— Begin RECORD EXTRACTS —

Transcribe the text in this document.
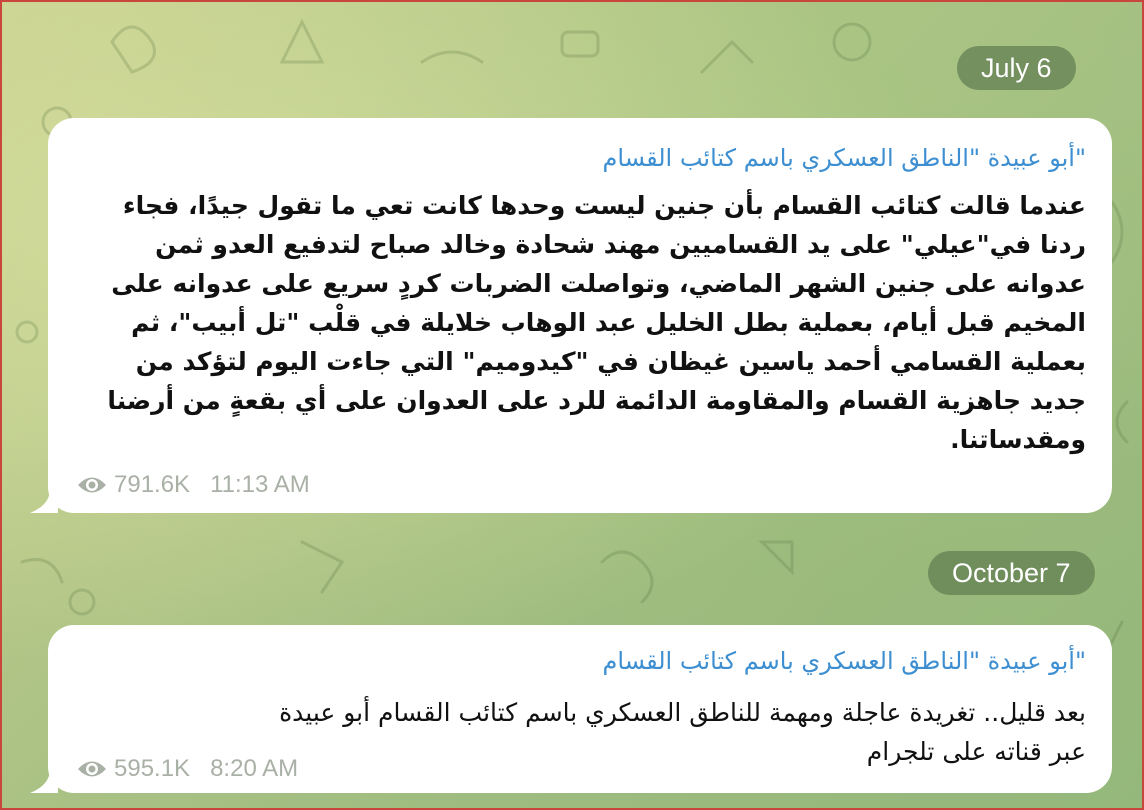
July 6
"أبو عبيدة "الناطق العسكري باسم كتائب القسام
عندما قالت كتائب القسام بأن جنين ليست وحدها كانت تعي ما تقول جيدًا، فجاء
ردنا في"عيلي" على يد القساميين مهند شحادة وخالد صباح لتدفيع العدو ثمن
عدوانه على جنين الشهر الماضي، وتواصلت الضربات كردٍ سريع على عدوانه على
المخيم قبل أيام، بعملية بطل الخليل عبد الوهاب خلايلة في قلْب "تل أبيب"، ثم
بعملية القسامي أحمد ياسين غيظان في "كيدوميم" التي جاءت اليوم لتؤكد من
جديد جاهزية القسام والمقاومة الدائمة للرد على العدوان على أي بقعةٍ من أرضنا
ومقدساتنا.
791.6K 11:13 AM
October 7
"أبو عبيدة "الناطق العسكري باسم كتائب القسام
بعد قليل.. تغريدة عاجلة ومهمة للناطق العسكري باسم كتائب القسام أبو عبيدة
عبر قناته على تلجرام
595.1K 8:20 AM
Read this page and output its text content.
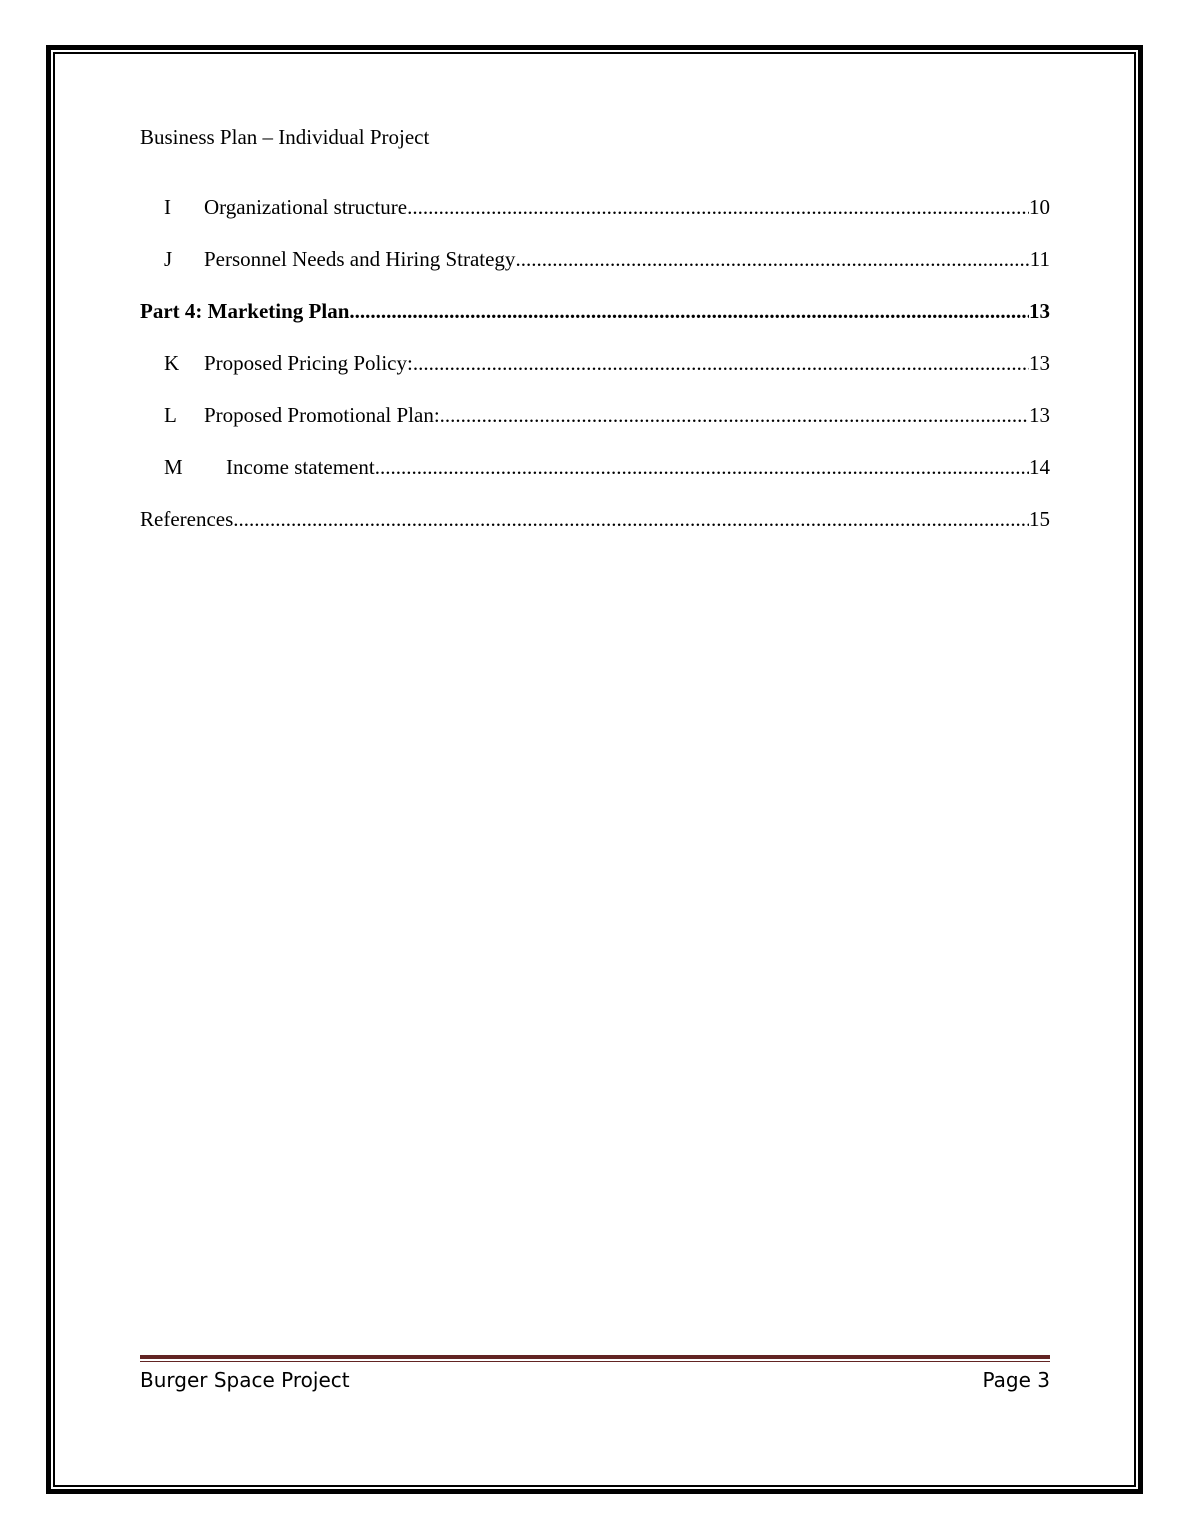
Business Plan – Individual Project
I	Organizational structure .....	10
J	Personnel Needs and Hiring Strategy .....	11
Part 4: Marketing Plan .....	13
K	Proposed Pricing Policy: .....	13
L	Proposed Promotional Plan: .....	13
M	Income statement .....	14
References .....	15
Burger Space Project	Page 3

— End RECORD EXTRACTS —
— Begin RECORD EXTRACTS —

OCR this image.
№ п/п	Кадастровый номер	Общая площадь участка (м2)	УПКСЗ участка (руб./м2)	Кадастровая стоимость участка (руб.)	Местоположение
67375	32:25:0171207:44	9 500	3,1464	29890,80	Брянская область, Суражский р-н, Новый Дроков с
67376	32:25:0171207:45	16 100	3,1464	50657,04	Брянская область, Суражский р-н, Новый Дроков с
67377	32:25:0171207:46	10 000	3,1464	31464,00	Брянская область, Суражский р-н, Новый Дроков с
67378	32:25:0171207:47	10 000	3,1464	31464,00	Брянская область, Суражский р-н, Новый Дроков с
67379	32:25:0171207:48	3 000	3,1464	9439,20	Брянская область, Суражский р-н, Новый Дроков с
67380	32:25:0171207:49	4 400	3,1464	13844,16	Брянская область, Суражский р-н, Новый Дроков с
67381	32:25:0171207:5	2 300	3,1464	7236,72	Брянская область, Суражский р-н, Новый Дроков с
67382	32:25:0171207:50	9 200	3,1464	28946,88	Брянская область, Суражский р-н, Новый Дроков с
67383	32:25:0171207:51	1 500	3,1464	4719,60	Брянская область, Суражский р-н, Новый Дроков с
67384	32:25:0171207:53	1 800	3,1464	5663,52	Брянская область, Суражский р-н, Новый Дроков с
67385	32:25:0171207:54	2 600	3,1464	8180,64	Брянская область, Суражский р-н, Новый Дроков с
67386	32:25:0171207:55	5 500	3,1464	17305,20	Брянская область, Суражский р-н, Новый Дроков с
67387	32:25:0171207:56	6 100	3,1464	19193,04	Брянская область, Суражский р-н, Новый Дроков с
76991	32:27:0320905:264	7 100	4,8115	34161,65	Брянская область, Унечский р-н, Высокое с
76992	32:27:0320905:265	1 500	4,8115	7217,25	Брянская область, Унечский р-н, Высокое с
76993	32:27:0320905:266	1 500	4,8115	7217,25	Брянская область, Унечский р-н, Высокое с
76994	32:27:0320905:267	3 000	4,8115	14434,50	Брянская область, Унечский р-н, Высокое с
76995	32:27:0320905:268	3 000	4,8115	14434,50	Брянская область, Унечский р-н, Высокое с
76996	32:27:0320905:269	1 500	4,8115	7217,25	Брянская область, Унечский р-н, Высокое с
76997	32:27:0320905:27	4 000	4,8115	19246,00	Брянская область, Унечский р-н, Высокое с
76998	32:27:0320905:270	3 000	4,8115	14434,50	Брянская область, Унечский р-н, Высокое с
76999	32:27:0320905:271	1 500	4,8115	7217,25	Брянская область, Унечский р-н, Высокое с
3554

— End RECORD EXTRACTS —
— Begin RECORD EXTRACTS —

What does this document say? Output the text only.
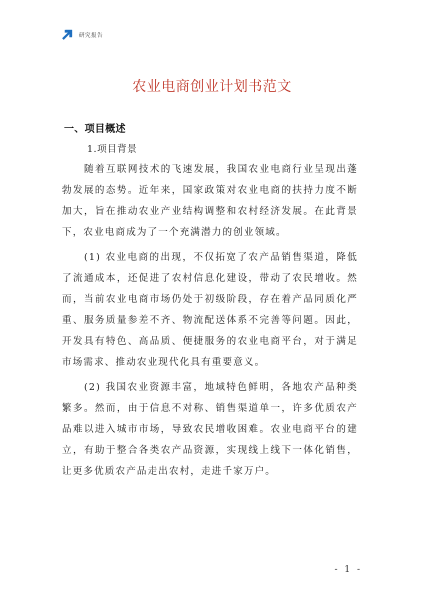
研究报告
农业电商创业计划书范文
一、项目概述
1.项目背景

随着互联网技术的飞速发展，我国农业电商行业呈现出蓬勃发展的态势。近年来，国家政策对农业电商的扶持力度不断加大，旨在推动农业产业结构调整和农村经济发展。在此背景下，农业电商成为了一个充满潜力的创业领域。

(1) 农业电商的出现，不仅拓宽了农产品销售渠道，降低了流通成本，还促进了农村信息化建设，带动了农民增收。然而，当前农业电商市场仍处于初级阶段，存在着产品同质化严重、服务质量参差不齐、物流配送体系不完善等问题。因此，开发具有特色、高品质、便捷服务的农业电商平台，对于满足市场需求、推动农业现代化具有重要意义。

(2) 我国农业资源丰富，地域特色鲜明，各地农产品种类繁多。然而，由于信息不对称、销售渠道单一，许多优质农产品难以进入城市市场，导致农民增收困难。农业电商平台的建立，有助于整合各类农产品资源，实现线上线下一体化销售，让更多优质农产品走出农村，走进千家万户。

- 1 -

— End RECORD EXTRACTS —

# INSTRUCTIONS TO FOLLOW:
Find every line that includes the string "Унечский". Report how many there are and nothing else.

# FULL RESPONSE:
9